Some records
*****
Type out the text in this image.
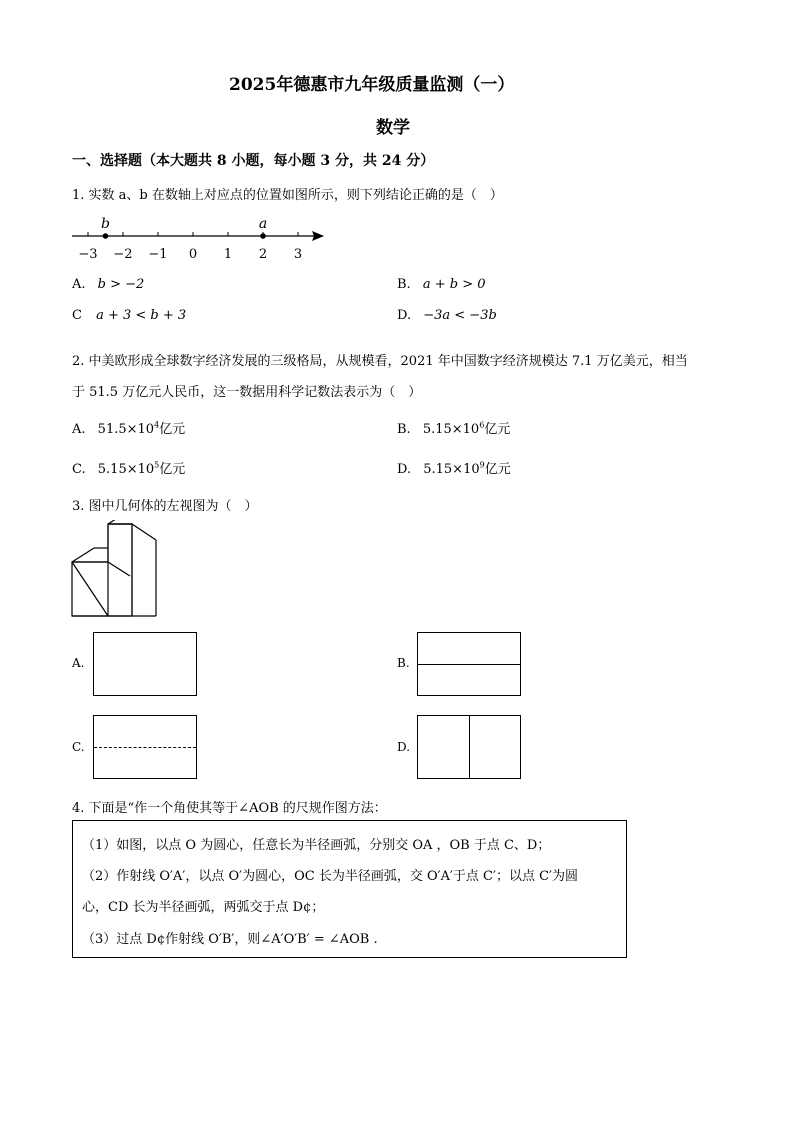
2025年德惠市九年级质量监测（一）
数学
一、选择题（本大题共 8 小题，每小题 3 分，共 24 分）
1. 实数 a、b 在数轴上对应点的位置如图所示，则下列结论正确的是（　）
−3 −2 −1 0 1 2 3
b	a
A. b > −2	B. a + b > 0
C a + 3 < b + 3	D. −3a < −3b
2. 中美欧形成全球数字经济发展的三级格局，从规模看，2021 年中国数字经济规模达 7.1 万亿美元，相当
于 51.5 万亿元人民币，这一数据用科学记数法表示为（　）
A. $51.5\times 10^4$亿元	B. $5.15\times 10^6$亿元
C. $5.15\times 10^5$亿元	D. $5.15\times 10^9$亿元
3. 图中几何体的左视图为（　）
A.	B.
C.	D.
4. 下面是“作一个角使其等于∠AOB 的尺规作图方法：
（1）如图，以点 O 为圆心，任意长为半径画弧，分别交 OA ，OB 于点 C、D；
（2）作射线 O′A′，以点 O′为圆心，OC 长为半径画弧，交 O′A′于点 C′；以点 C′为圆
心，CD 长为半径画弧，两弧交于点 D¢；
（3）过点 D¢作射线 O′B′，则∠A′O′B′ = ∠AOB .
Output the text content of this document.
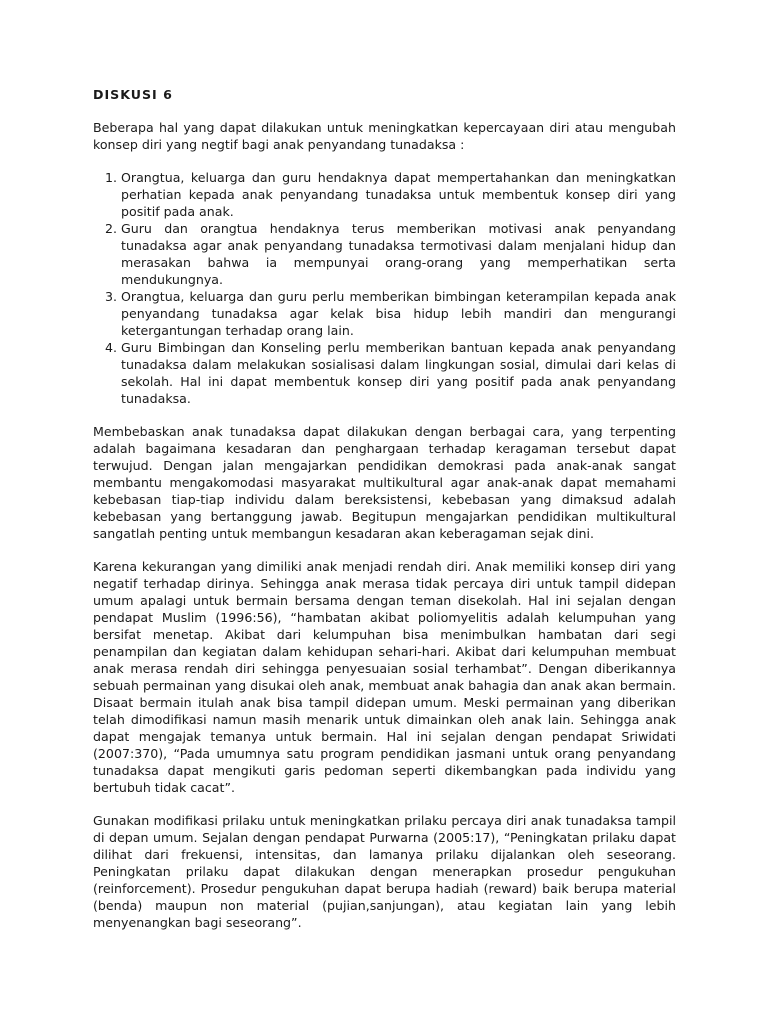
DISKUSI 6

Beberapa hal yang dapat dilakukan untuk meningkatkan kepercayaan diri atau mengubah konsep diri yang negtif bagi anak penyandang tunadaksa :

1. Orangtua, keluarga dan guru hendaknya dapat mempertahankan dan meningkatkan perhatian kepada anak penyandang tunadaksa untuk membentuk konsep diri yang positif pada anak.
2. Guru dan orangtua hendaknya terus memberikan motivasi anak penyandang tunadaksa agar anak penyandang tunadaksa termotivasi dalam menjalani hidup dan merasakan bahwa ia mempunyai orang-orang yang memperhatikan serta mendukungnya.
3. Orangtua, keluarga dan guru perlu memberikan bimbingan keterampilan kepada anak penyandang tunadaksa agar kelak bisa hidup lebih mandiri dan mengurangi ketergantungan terhadap orang lain.
4. Guru Bimbingan dan Konseling perlu memberikan bantuan kepada anak penyandang tunadaksa dalam melakukan sosialisasi dalam lingkungan sosial, dimulai dari kelas di sekolah. Hal ini dapat membentuk konsep diri yang positif pada anak penyandang tunadaksa.

Membebaskan anak tunadaksa dapat dilakukan dengan berbagai cara, yang terpenting adalah bagaimana kesadaran dan penghargaan terhadap keragaman tersebut dapat terwujud. Dengan jalan mengajarkan pendidikan demokrasi pada anak-anak sangat membantu mengakomodasi masyarakat multikultural agar anak-anak dapat memahami kebebasan tiap-tiap individu dalam bereksistensi, kebebasan yang dimaksud adalah kebebasan yang bertanggung jawab. Begitupun mengajarkan pendidikan multikultural sangatlah penting untuk membangun kesadaran akan keberagaman sejak dini.

Karena kekurangan yang dimiliki anak menjadi rendah diri. Anak memiliki konsep diri yang negatif terhadap dirinya. Sehingga anak merasa tidak percaya diri untuk tampil didepan umum apalagi untuk bermain bersama dengan teman disekolah. Hal ini sejalan dengan pendapat Muslim (1996:56), “hambatan akibat poliomyelitis adalah kelumpuhan yang bersifat menetap. Akibat dari kelumpuhan bisa menimbulkan hambatan dari segi penampilan dan kegiatan dalam kehidupan sehari-hari. Akibat dari kelumpuhan membuat anak merasa rendah diri sehingga penyesuaian sosial terhambat”. Dengan diberikannya sebuah permainan yang disukai oleh anak, membuat anak bahagia dan anak akan bermain. Disaat bermain itulah anak bisa tampil didepan umum. Meski permainan yang diberikan telah dimodifikasi namun masih menarik untuk dimainkan oleh anak lain. Sehingga anak dapat mengajak temanya untuk bermain. Hal ini sejalan dengan pendapat Sriwidati (2007:370), “Pada umumnya satu program pendidikan jasmani untuk orang penyandang tunadaksa dapat mengikuti garis pedoman seperti dikembangkan pada individu yang bertubuh tidak cacat”.

Gunakan modifikasi prilaku untuk meningkatkan prilaku percaya diri anak tunadaksa tampil di depan umum. Sejalan dengan pendapat Purwarna (2005:17), “Peningkatan prilaku dapat dilihat dari frekuensi, intensitas, dan lamanya prilaku dijalankan oleh seseorang. Peningkatan prilaku dapat dilakukan dengan menerapkan prosedur pengukuhan (reinforcement). Prosedur pengukuhan dapat berupa hadiah (reward) baik berupa material (benda) maupun non material (pujian,sanjungan), atau kegiatan lain yang lebih menyenangkan bagi seseorang”.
*****
CHALLENGE
Print all the records again exactly; do not include any picture.

OUTPUT FOR THIS TASK
Type out the text in this image.
2025年德惠市九年级质量监测（一）
数学
一、选择题（本大题共 8 小题，每小题 3 分，共 24 分）
1. 实数 a、b 在数轴上对应点的位置如图所示，则下列结论正确的是（　）
−3 −2 −1 0 1 2 3
b	a
A. b > −2	B. a + b > 0
C a + 3 < b + 3	D. −3a < −3b
2. 中美欧形成全球数字经济发展的三级格局，从规模看，2021 年中国数字经济规模达 7.1 万亿美元，相当
于 51.5 万亿元人民币，这一数据用科学记数法表示为（　）
A. $51.5\times 10^4$亿元	B. $5.15\times 10^6$亿元
C. $5.15\times 10^5$亿元	D. $5.15\times 10^9$亿元
3. 图中几何体的左视图为（　）
A.	B.
C.	D.
4. 下面是“作一个角使其等于∠AOB 的尺规作图方法：
（1）如图，以点 O 为圆心，任意长为半径画弧，分别交 OA ，OB 于点 C、D；
（2）作射线 O′A′，以点 O′为圆心，OC 长为半径画弧，交 O′A′于点 C′；以点 C′为圆
心，CD 长为半径画弧，两弧交于点 D¢；
（3）过点 D¢作射线 O′B′，则∠A′O′B′ = ∠AOB .
Output the text content of this document.
DISKUSI 6

Beberapa hal yang dapat dilakukan untuk meningkatkan kepercayaan diri atau mengubah konsep diri yang negtif bagi anak penyandang tunadaksa :

1. Orangtua, keluarga dan guru hendaknya dapat mempertahankan dan meningkatkan perhatian kepada anak penyandang tunadaksa untuk membentuk konsep diri yang positif pada anak.
2. Guru dan orangtua hendaknya terus memberikan motivasi anak penyandang tunadaksa agar anak penyandang tunadaksa termotivasi dalam menjalani hidup dan merasakan bahwa ia mempunyai orang-orang yang memperhatikan serta mendukungnya.
3. Orangtua, keluarga dan guru perlu memberikan bimbingan keterampilan kepada anak penyandang tunadaksa agar kelak bisa hidup lebih mandiri dan mengurangi ketergantungan terhadap orang lain.
4. Guru Bimbingan dan Konseling perlu memberikan bantuan kepada anak penyandang tunadaksa dalam melakukan sosialisasi dalam lingkungan sosial, dimulai dari kelas di sekolah. Hal ini dapat membentuk konsep diri yang positif pada anak penyandang tunadaksa.

Membebaskan anak tunadaksa dapat dilakukan dengan berbagai cara, yang terpenting adalah bagaimana kesadaran dan penghargaan terhadap keragaman tersebut dapat terwujud. Dengan jalan mengajarkan pendidikan demokrasi pada anak-anak sangat membantu mengakomodasi masyarakat multikultural agar anak-anak dapat memahami kebebasan tiap-tiap individu dalam bereksistensi, kebebasan yang dimaksud adalah kebebasan yang bertanggung jawab. Begitupun mengajarkan pendidikan multikultural sangatlah penting untuk membangun kesadaran akan keberagaman sejak dini.

Karena kekurangan yang dimiliki anak menjadi rendah diri. Anak memiliki konsep diri yang negatif terhadap dirinya. Sehingga anak merasa tidak percaya diri untuk tampil didepan umum apalagi untuk bermain bersama dengan teman disekolah. Hal ini sejalan dengan pendapat Muslim (1996:56), “hambatan akibat poliomyelitis adalah kelumpuhan yang bersifat menetap. Akibat dari kelumpuhan bisa menimbulkan hambatan dari segi penampilan dan kegiatan dalam kehidupan sehari-hari. Akibat dari kelumpuhan membuat anak merasa rendah diri sehingga penyesuaian sosial terhambat”. Dengan diberikannya sebuah permainan yang disukai oleh anak, membuat anak bahagia dan anak akan bermain. Disaat bermain itulah anak bisa tampil didepan umum. Meski permainan yang diberikan telah dimodifikasi namun masih menarik untuk dimainkan oleh anak lain. Sehingga anak dapat mengajak temanya untuk bermain. Hal ini sejalan dengan pendapat Sriwidati (2007:370), “Pada umumnya satu program pendidikan jasmani untuk orang penyandang tunadaksa dapat mengikuti garis pedoman seperti dikembangkan pada individu yang bertubuh tidak cacat”.

Gunakan modifikasi prilaku untuk meningkatkan prilaku percaya diri anak tunadaksa tampil di depan umum. Sejalan dengan pendapat Purwarna (2005:17), “Peningkatan prilaku dapat dilihat dari frekuensi, intensitas, dan lamanya prilaku dijalankan oleh seseorang. Peningkatan prilaku dapat dilakukan dengan menerapkan prosedur pengukuhan (reinforcement). Prosedur pengukuhan dapat berupa hadiah (reward) baik berupa material (benda) maupun non material (pujian,sanjungan), atau kegiatan lain yang lebih menyenangkan bagi seseorang”.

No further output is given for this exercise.